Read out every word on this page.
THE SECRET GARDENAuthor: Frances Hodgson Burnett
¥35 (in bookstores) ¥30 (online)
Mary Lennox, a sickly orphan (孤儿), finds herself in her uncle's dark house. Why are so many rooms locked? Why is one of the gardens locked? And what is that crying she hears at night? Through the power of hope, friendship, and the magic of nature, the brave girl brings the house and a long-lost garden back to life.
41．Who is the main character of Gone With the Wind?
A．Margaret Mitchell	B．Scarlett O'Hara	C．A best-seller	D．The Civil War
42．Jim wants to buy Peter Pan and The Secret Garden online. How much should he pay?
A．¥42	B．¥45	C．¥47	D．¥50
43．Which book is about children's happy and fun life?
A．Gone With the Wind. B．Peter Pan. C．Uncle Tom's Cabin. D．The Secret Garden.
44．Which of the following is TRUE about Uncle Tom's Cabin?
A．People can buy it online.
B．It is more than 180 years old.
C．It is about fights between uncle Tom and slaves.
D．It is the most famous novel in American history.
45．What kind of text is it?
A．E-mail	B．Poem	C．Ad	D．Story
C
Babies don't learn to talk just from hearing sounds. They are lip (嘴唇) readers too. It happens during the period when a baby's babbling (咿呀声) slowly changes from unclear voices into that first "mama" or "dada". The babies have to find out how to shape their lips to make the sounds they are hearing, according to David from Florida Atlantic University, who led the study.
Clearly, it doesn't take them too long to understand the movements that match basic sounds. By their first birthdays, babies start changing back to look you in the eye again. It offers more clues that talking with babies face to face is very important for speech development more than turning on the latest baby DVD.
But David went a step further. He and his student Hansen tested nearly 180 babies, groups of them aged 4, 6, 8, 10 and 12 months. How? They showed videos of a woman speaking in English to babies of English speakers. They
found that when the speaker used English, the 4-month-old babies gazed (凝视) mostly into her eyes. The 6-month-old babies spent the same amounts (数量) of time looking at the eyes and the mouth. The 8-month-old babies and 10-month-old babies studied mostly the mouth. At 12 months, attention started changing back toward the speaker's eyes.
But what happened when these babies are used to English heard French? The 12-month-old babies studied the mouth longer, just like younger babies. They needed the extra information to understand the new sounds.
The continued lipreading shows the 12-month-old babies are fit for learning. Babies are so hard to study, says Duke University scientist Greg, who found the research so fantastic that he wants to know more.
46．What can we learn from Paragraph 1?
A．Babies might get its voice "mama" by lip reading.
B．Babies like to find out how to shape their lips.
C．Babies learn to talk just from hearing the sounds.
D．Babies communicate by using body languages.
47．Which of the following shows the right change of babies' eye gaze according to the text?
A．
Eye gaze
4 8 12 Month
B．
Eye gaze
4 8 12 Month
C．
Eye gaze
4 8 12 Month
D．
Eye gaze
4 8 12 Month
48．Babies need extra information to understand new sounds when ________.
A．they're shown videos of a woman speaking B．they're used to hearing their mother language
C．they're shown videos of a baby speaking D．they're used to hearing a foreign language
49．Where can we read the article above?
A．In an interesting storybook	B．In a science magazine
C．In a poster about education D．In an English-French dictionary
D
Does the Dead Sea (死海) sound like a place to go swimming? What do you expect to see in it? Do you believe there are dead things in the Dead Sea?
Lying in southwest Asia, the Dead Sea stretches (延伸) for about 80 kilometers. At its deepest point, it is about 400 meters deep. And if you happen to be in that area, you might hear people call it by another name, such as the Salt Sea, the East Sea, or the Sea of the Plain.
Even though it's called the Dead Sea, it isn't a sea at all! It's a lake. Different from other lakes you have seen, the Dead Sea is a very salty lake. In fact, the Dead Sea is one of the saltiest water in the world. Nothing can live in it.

==

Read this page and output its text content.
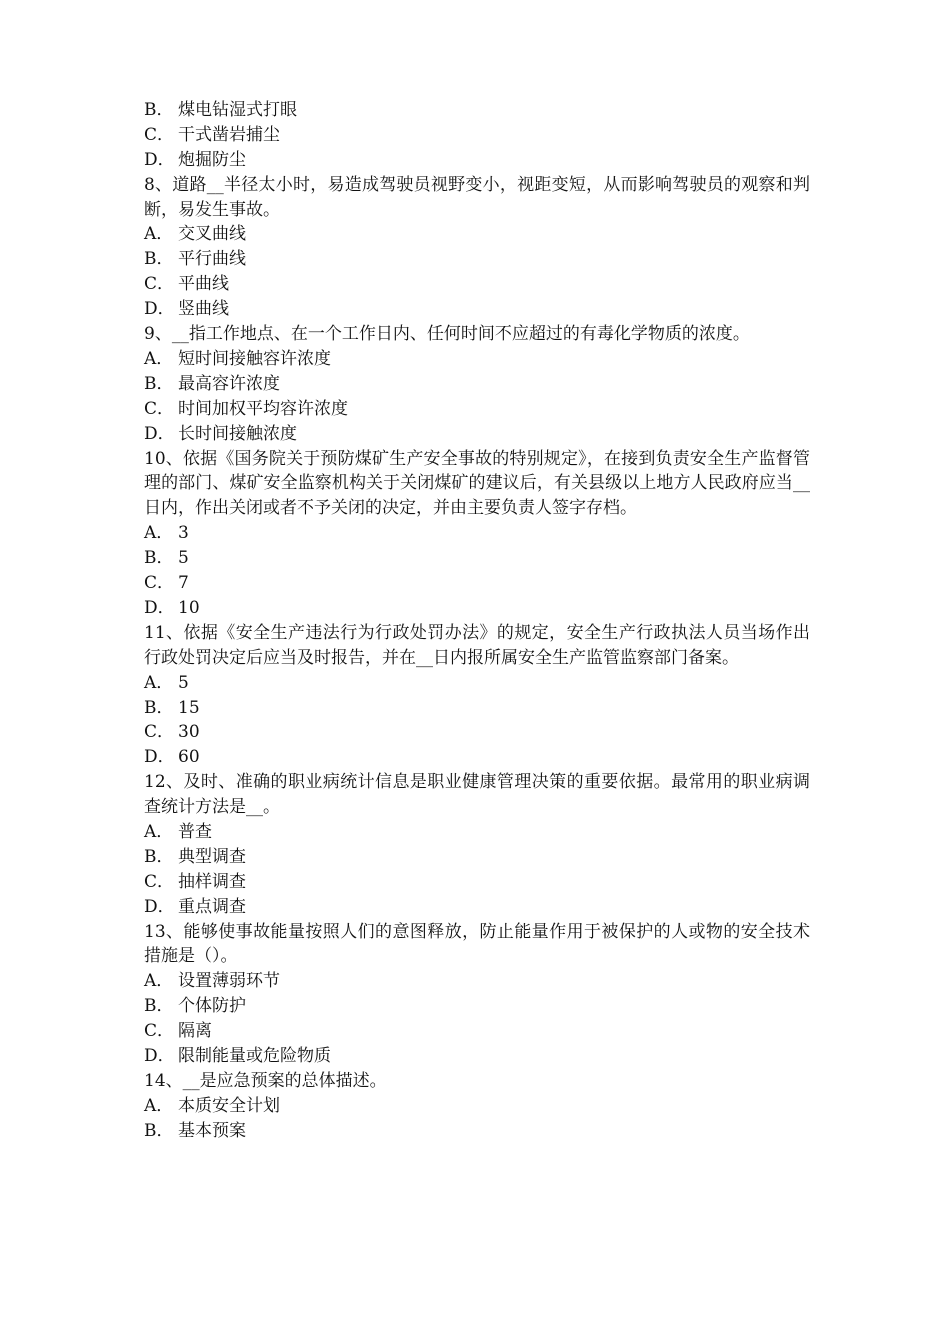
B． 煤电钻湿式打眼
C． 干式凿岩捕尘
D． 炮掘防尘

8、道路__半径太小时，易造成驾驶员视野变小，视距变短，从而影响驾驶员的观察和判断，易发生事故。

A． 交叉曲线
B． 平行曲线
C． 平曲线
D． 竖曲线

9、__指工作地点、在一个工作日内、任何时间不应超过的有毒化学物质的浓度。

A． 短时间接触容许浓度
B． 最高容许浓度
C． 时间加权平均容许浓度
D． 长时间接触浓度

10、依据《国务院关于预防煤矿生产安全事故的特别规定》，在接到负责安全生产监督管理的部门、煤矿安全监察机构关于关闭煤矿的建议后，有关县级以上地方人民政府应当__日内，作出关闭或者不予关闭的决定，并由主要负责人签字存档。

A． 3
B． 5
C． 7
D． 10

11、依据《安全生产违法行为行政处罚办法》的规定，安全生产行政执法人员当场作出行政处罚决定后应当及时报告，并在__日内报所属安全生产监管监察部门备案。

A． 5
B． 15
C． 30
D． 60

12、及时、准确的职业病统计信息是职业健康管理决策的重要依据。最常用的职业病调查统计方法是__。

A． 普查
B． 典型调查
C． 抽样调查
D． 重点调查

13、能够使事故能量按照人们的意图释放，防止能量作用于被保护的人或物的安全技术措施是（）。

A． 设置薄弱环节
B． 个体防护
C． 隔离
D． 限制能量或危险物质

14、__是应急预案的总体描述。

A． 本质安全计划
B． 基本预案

■ What the task requires: Locate the word "hearing" in the records and collect each line it appears in.

■ The answer:
Babies don't learn to talk just from hearing sounds. They are lip (嘴唇) readers too. It happens during the period when a baby's babbling (咿呀声) slowly changes from unclear voices into that first "mama" or "dada". The babies have to find out how to shape their lips to make the sounds they are hearing, according to David from Florida Atlantic University, who led the study.
C．Babies learn to talk just from hearing the sounds.
A．they're shown videos of a woman speaking B．they're used to hearing their mother language
C．they're shown videos of a baby speaking D．they're used to hearing a foreign language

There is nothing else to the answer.